◆ **PROVIDED TEXT**:
There are multiple system workqueues. From <linux/workqueue.h>:

extern struct workqueue_struct *system_wq;
extern struct workqueue_struct *system_highpri_wq;
extern struct workqueue_struct *system_long_wq;
extern struct workqueue_struct *system_unbound_wq;
extern struct workqueue_struct *system_freezable_wq;
extern struct workqueue_struct *system_power_efficient_wq;
extern struct workqueue_struct *system_freezable_power_efficient_wq;

Has it been considered to use e.g. system_long_wq?

>> A more general question is why ibnbd needs its own queue management
>> while no other block driver needs this?
>
> Each IBNBD device promises to have a queue_depth (of say 512) on each
> of its num_cpus hardware queues. In fact we can only process a
> queue_depth inflights at once on the whole ibtrs session connecting a
> given client with a given server. Those 512 inflights (corresponding
> to the number of buffers reserved by the server for this particular
> client) have to be shared among all the devices mapped on this
> session. This leads to the situation, that we receive more requests
> than we can process at the moment. So we need to stop queues and start
> them again later in some fair fashion.

Can a single CPU really sustain a queue depth of 512 commands? Is it 
really necessary to have one hardware queue per CPU or is e.g. four 
queues per NUMA node sufficient? Has it been considered to send the 
number of hardware queues that the initiator wants to use and also the 
command depth per queue during login to the target side? That would 
allow the target side to allocate an independent set of buffers for each 
initiator hardware queue and would allow to remove the queue management 
at the initiator side. This might even yield better performance.

>>> +static void msg_conf(void *priv, int errno)
>>> +{
>>> +     struct ibnbd_iu *iu = (struct ibnbd_iu *)priv;
>>
>> The kernel code I'm familiar with does not cast void pointers explicitly
>> into another type. Please follow that convention and leave the cast out
>> from the above and also from similar statements.

Records in a dataset

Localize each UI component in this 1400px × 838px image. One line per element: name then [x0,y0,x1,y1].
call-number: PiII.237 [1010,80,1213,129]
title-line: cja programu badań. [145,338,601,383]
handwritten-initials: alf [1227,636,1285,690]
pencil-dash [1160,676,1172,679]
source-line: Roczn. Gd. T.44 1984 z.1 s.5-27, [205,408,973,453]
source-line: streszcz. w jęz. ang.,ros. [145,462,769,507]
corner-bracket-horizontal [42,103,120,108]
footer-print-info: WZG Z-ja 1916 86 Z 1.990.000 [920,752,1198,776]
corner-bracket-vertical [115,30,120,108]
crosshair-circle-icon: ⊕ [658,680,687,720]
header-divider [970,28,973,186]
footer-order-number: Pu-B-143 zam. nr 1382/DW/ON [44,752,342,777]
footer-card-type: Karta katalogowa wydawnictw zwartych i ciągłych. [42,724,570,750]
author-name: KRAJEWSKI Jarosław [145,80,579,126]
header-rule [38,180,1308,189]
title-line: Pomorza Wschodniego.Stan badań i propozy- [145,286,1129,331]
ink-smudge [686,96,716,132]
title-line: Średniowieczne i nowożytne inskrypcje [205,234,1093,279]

◆ **TASKS**:
A – In the ibnbd review thread, what do the 512 inflights on a session correspond to?
B – Carry on the ibnbd review thread from the point where it stops.

◆ **REPLIES**:
A – The number of buffers the server reserves for that particular client.

B –
> msg_conf() is a callback which IBNBD passes down with a request to
> IBTRS when calling ibtrs_clt_request(). msg_conf() is called when a
> request is completed with a pointer to a struct defined in IBNBD. So
> IBTRS as transport doesn't know what's inside the private pointer
> which IBNBD passed down with the request, it's opaque, since struct
> ibnbd_iu is not visible in IBTRS. I will try to find how others avoid
> a cast in similar situations.

Are you aware that the C language can cast a void pointer into a 
non-void pointer implicitly, that means, without having to use a cast?


>>> +static void wait_for_ibtrs_disconnection(struct ibnbd_clt_session *sess)
>>> +__releases(&sess_lock)
>>> +__acquires(&sess_lock)
>>> +{
>>> +     DEFINE_WAIT_FUNC(wait, autoremove_wake_function);
>>> +
>>> +     prepare_to_wait(&sess->ibtrs_waitq, &wait, TASK_UNINTERRUPTIBLE);
>>> +     if (IS_ERR_OR_NULL(sess->ibtrs)) {
>>> +             finish_wait(&sess->ibtrs_waitq, &wait);
>>> +             return;
>>> +     }
>>> +     mutex_unlock(&sess_lock);
>>> +     /* After unlock session can be freed, so careful */
>>> +     schedule();
>>> +     mutex_lock(&sess_lock);
>>> +}
>>
>> This doesn't look right: any random wake_up() call can wake up this
>> function. Shouldn't there be a loop in this function that causes the
>> schedule() call to be repeated until the disconnect has happened?
> The loop is inside __find_and_get_sess(), which is calling that
> function. We need to schedule() here in order for another thread to be
> able to remove the dying session we just found and tried to get
> reference to from the list of sessions, so that we can go over the
> list again in __find_and_get_sess().

Thanks for the clarification.

Bart.